Task prompt:
What you return should match every record exactly, with the images removed.

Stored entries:
- - - - - - -
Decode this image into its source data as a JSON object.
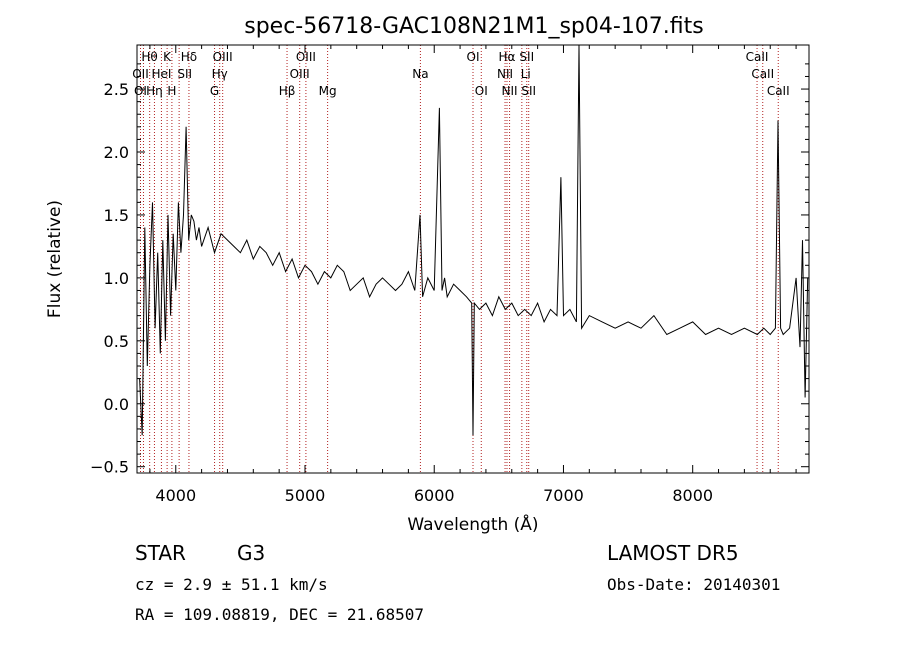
{
  "chart_data": {
    "type": "line",
    "title": "spec-56718-GAC108N21M1_sp04-107.fits",
    "xlabel": "Wavelength (Å)",
    "ylabel": "Flux (relative)",
    "xlim": [
      3700,
      8900
    ],
    "ylim": [
      -0.55,
      2.85
    ],
    "xticks": [
      4000,
      5000,
      6000,
      7000,
      8000
    ],
    "xtick_labels": [
      "4000",
      "5000",
      "6000",
      "7000",
      "8000"
    ],
    "yticks": [
      -0.5,
      0.0,
      0.5,
      1.0,
      1.5,
      2.0,
      2.5
    ],
    "ytick_labels": [
      "−0.5",
      "0.0",
      "0.5",
      "1.0",
      "1.5",
      "2.0",
      "2.5"
    ],
    "grid": false,
    "series": [
      {
        "line_color": "#000000",
        "x": [
          3720,
          3740,
          3760,
          3780,
          3800,
          3820,
          3840,
          3860,
          3880,
          3900,
          3920,
          3940,
          3960,
          3980,
          4000,
          4020,
          4040,
          4060,
          4080,
          4100,
          4120,
          4140,
          4160,
          4180,
          4200,
          4250,
          4300,
          4350,
          4400,
          4450,
          4500,
          4550,
          4600,
          4650,
          4700,
          4750,
          4800,
          4850,
          4900,
          4950,
          5000,
          5050,
          5100,
          5150,
          5200,
          5250,
          5300,
          5350,
          5400,
          5450,
          5500,
          5550,
          5600,
          5650,
          5700,
          5750,
          5800,
          5850,
          5890,
          5910,
          5950,
          6000,
          6040,
          6060,
          6080,
          6100,
          6150,
          6200,
          6250,
          6290,
          6300,
          6310,
          6350,
          6400,
          6450,
          6500,
          6550,
          6600,
          6650,
          6700,
          6750,
          6800,
          6850,
          6900,
          6950,
          6980,
          7000,
          7050,
          7100,
          7120,
          7140,
          7200,
          7300,
          7400,
          7500,
          7600,
          7700,
          7800,
          7900,
          8000,
          8100,
          8200,
          8300,
          8400,
          8500,
          8550,
          8600,
          8640,
          8660,
          8680,
          8700,
          8750,
          8800,
          8830,
          8850,
          8870,
          8890
        ],
        "values": [
          0.2,
          -0.25,
          1.4,
          0.3,
          1.1,
          1.6,
          0.6,
          1.2,
          0.4,
          1.3,
          0.5,
          1.5,
          0.7,
          1.35,
          0.9,
          1.6,
          1.2,
          1.5,
          2.2,
          1.3,
          1.5,
          1.45,
          1.3,
          1.4,
          1.25,
          1.4,
          1.2,
          1.35,
          1.3,
          1.25,
          1.2,
          1.3,
          1.15,
          1.25,
          1.2,
          1.1,
          1.2,
          1.05,
          1.15,
          1.0,
          1.1,
          1.05,
          0.95,
          1.05,
          1.0,
          1.1,
          1.05,
          0.9,
          0.95,
          1.0,
          0.85,
          0.95,
          1.0,
          0.95,
          0.9,
          0.95,
          1.05,
          0.9,
          1.5,
          0.85,
          1.0,
          0.9,
          2.35,
          0.9,
          1.0,
          0.85,
          0.95,
          0.9,
          0.85,
          0.8,
          -0.25,
          0.8,
          0.75,
          0.8,
          0.7,
          0.85,
          0.75,
          0.8,
          0.7,
          0.75,
          0.7,
          0.8,
          0.65,
          0.75,
          0.7,
          1.8,
          0.7,
          0.75,
          0.65,
          2.85,
          0.6,
          0.7,
          0.65,
          0.6,
          0.65,
          0.6,
          0.7,
          0.55,
          0.6,
          0.65,
          0.55,
          0.6,
          0.55,
          0.6,
          0.55,
          0.6,
          0.55,
          0.6,
          2.25,
          0.6,
          0.55,
          0.6,
          1.0,
          0.45,
          1.3,
          0.05,
          1.0
        ]
      }
    ],
    "reference_lines": {
      "color": "#b22222",
      "x": [
        3727,
        3750,
        3798,
        3835,
        3889,
        3933,
        3970,
        4026,
        4102,
        4300,
        4340,
        4363,
        4861,
        4959,
        5007,
        5175,
        5893,
        6300,
        6364,
        6548,
        6563,
        6583,
        6678,
        6716,
        6731,
        8498,
        8542,
        8662
      ]
    },
    "line_labels": [
      {
        "text": "Hθ",
        "x": 3797,
        "row": 1
      },
      {
        "text": "K",
        "x": 3933,
        "row": 1
      },
      {
        "text": "Hδ",
        "x": 4102,
        "row": 1
      },
      {
        "text": "OIII",
        "x": 4363,
        "row": 1
      },
      {
        "text": "OIII",
        "x": 5007,
        "row": 1
      },
      {
        "text": "OI",
        "x": 6300,
        "row": 1
      },
      {
        "text": "Hα",
        "x": 6563,
        "row": 1
      },
      {
        "text": "SII",
        "x": 6716,
        "row": 1
      },
      {
        "text": "CaII",
        "x": 8498,
        "row": 1
      },
      {
        "text": "OII",
        "x": 3727,
        "row": 2
      },
      {
        "text": "HeI",
        "x": 3889,
        "row": 2
      },
      {
        "text": "SII",
        "x": 4069,
        "row": 2
      },
      {
        "text": "Hγ",
        "x": 4340,
        "row": 2
      },
      {
        "text": "OIII",
        "x": 4959,
        "row": 2
      },
      {
        "text": "Na",
        "x": 5893,
        "row": 2
      },
      {
        "text": "NII",
        "x": 6548,
        "row": 2
      },
      {
        "text": "Li",
        "x": 6708,
        "row": 2
      },
      {
        "text": "CaII",
        "x": 8542,
        "row": 2
      },
      {
        "text": "OI",
        "x": 3727,
        "row": 3
      },
      {
        "text": "Hη",
        "x": 3835,
        "row": 3
      },
      {
        "text": "H",
        "x": 3970,
        "row": 3
      },
      {
        "text": "G",
        "x": 4300,
        "row": 3
      },
      {
        "text": "Hβ",
        "x": 4861,
        "row": 3
      },
      {
        "text": "Mg",
        "x": 5175,
        "row": 3
      },
      {
        "text": "OI",
        "x": 6364,
        "row": 3
      },
      {
        "text": "NII",
        "x": 6583,
        "row": 3
      },
      {
        "text": "SII",
        "x": 6731,
        "row": 3
      },
      {
        "text": "CaII",
        "x": 8662,
        "row": 3
      }
    ]
  },
  "info": {
    "object_class": "STAR",
    "subclass": "G3",
    "survey": "LAMOST DR5",
    "redshift": "cz = 2.9 ± 51.1 km/s",
    "obs_date": "Obs-Date: 20140301",
    "coords": "RA = 109.08819, DEC =  21.68507"
  }
}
- - - - - - -
Answer for the task:
Decode this image into its source data as a JSON object.
{
  "chart_data": {
    "type": "line",
    "title": "spec-56718-GAC108N21M1_sp04-107.fits",
    "xlabel": "Wavelength (Å)",
    "ylabel": "Flux (relative)",
    "xlim": [
      3700,
      8900
    ],
    "ylim": [
      -0.55,
      2.85
    ],
    "xticks": [
      4000,
      5000,
      6000,
      7000,
      8000
    ],
    "xtick_labels": [
      "4000",
      "5000",
      "6000",
      "7000",
      "8000"
    ],
    "yticks": [
      -0.5,
      0.0,
      0.5,
      1.0,
      1.5,
      2.0,
      2.5
    ],
    "ytick_labels": [
      "−0.5",
      "0.0",
      "0.5",
      "1.0",
      "1.5",
      "2.0",
      "2.5"
    ],
    "grid": false,
    "series": [
      {
        "line_color": "#000000",
        "x": [
          3720,
          3740,
          3760,
          3780,
          3800,
          3820,
          3840,
          3860,
          3880,
          3900,
          3920,
          3940,
          3960,
          3980,
          4000,
          4020,
          4040,
          4060,
          4080,
          4100,
          4120,
          4140,
          4160,
          4180,
          4200,
          4250,
          4300,
          4350,
          4400,
          4450,
          4500,
          4550,
          4600,
          4650,
          4700,
          4750,
          4800,
          4850,
          4900,
          4950,
          5000,
          5050,
          5100,
          5150,
          5200,
          5250,
          5300,
          5350,
          5400,
          5450,
          5500,
          5550,
          5600,
          5650,
          5700,
          5750,
          5800,
          5850,
          5890,
          5910,
          5950,
          6000,
          6040,
          6060,
          6080,
          6100,
          6150,
          6200,
          6250,
          6290,
          6300,
          6310,
          6350,
          6400,
          6450,
          6500,
          6550,
          6600,
          6650,
          6700,
          6750,
          6800,
          6850,
          6900,
          6950,
          6980,
          7000,
          7050,
          7100,
          7120,
          7140,
          7200,
          7300,
          7400,
          7500,
          7600,
          7700,
          7800,
          7900,
          8000,
          8100,
          8200,
          8300,
          8400,
          8500,
          8550,
          8600,
          8640,
          8660,
          8680,
          8700,
          8750,
          8800,
          8830,
          8850,
          8870,
          8890
        ],
        "values": [
          0.2,
          -0.25,
          1.4,
          0.3,
          1.1,
          1.6,
          0.6,
          1.2,
          0.4,
          1.3,
          0.5,
          1.5,
          0.7,
          1.35,
          0.9,
          1.6,
          1.2,
          1.5,
          2.2,
          1.3,
          1.5,
          1.45,
          1.3,
          1.4,
          1.25,
          1.4,
          1.2,
          1.35,
          1.3,
          1.25,
          1.2,
          1.3,
          1.15,
          1.25,
          1.2,
          1.1,
          1.2,
          1.05,
          1.15,
          1.0,
          1.1,
          1.05,
          0.95,
          1.05,
          1.0,
          1.1,
          1.05,
          0.9,
          0.95,
          1.0,
          0.85,
          0.95,
          1.0,
          0.95,
          0.9,
          0.95,
          1.05,
          0.9,
          1.5,
          0.85,
          1.0,
          0.9,
          2.35,
          0.9,
          1.0,
          0.85,
          0.95,
          0.9,
          0.85,
          0.8,
          -0.25,
          0.8,
          0.75,
          0.8,
          0.7,
          0.85,
          0.75,
          0.8,
          0.7,
          0.75,
          0.7,
          0.8,
          0.65,
          0.75,
          0.7,
          1.8,
          0.7,
          0.75,
          0.65,
          2.85,
          0.6,
          0.7,
          0.65,
          0.6,
          0.65,
          0.6,
          0.7,
          0.55,
          0.6,
          0.65,
          0.55,
          0.6,
          0.55,
          0.6,
          0.55,
          0.6,
          0.55,
          0.6,
          2.25,
          0.6,
          0.55,
          0.6,
          1.0,
          0.45,
          1.3,
          0.05,
          1.0
        ]
      }
    ],
    "reference_lines": {
      "color": "#b22222",
      "x": [
        3727,
        3750,
        3798,
        3835,
        3889,
        3933,
        3970,
        4026,
        4102,
        4300,
        4340,
        4363,
        4861,
        4959,
        5007,
        5175,
        5893,
        6300,
        6364,
        6548,
        6563,
        6583,
        6678,
        6716,
        6731,
        8498,
        8542,
        8662
      ]
    },
    "line_labels": [
      {
        "text": "Hθ",
        "x": 3797,
        "row": 1
      },
      {
        "text": "K",
        "x": 3933,
        "row": 1
      },
      {
        "text": "Hδ",
        "x": 4102,
        "row": 1
      },
      {
        "text": "OIII",
        "x": 4363,
        "row": 1
      },
      {
        "text": "OIII",
        "x": 5007,
        "row": 1
      },
      {
        "text": "OI",
        "x": 6300,
        "row": 1
      },
      {
        "text": "Hα",
        "x": 6563,
        "row": 1
      },
      {
        "text": "SII",
        "x": 6716,
        "row": 1
      },
      {
        "text": "CaII",
        "x": 8498,
        "row": 1
      },
      {
        "text": "OII",
        "x": 3727,
        "row": 2
      },
      {
        "text": "HeI",
        "x": 3889,
        "row": 2
      },
      {
        "text": "SII",
        "x": 4069,
        "row": 2
      },
      {
        "text": "Hγ",
        "x": 4340,
        "row": 2
      },
      {
        "text": "OIII",
        "x": 4959,
        "row": 2
      },
      {
        "text": "Na",
        "x": 5893,
        "row": 2
      },
      {
        "text": "NII",
        "x": 6548,
        "row": 2
      },
      {
        "text": "Li",
        "x": 6708,
        "row": 2
      },
      {
        "text": "CaII",
        "x": 8542,
        "row": 2
      },
      {
        "text": "OI",
        "x": 3727,
        "row": 3
      },
      {
        "text": "Hη",
        "x": 3835,
        "row": 3
      },
      {
        "text": "H",
        "x": 3970,
        "row": 3
      },
      {
        "text": "G",
        "x": 4300,
        "row": 3
      },
      {
        "text": "Hβ",
        "x": 4861,
        "row": 3
      },
      {
        "text": "Mg",
        "x": 5175,
        "row": 3
      },
      {
        "text": "OI",
        "x": 6364,
        "row": 3
      },
      {
        "text": "NII",
        "x": 6583,
        "row": 3
      },
      {
        "text": "SII",
        "x": 6731,
        "row": 3
      },
      {
        "text": "CaII",
        "x": 8662,
        "row": 3
      }
    ]
  },
  "info": {
    "object_class": "STAR",
    "subclass": "G3",
    "survey": "LAMOST DR5",
    "redshift": "cz = 2.9 ± 51.1 km/s",
    "obs_date": "Obs-Date: 20140301",
    "coords": "RA = 109.08819, DEC =  21.68507"
  }
}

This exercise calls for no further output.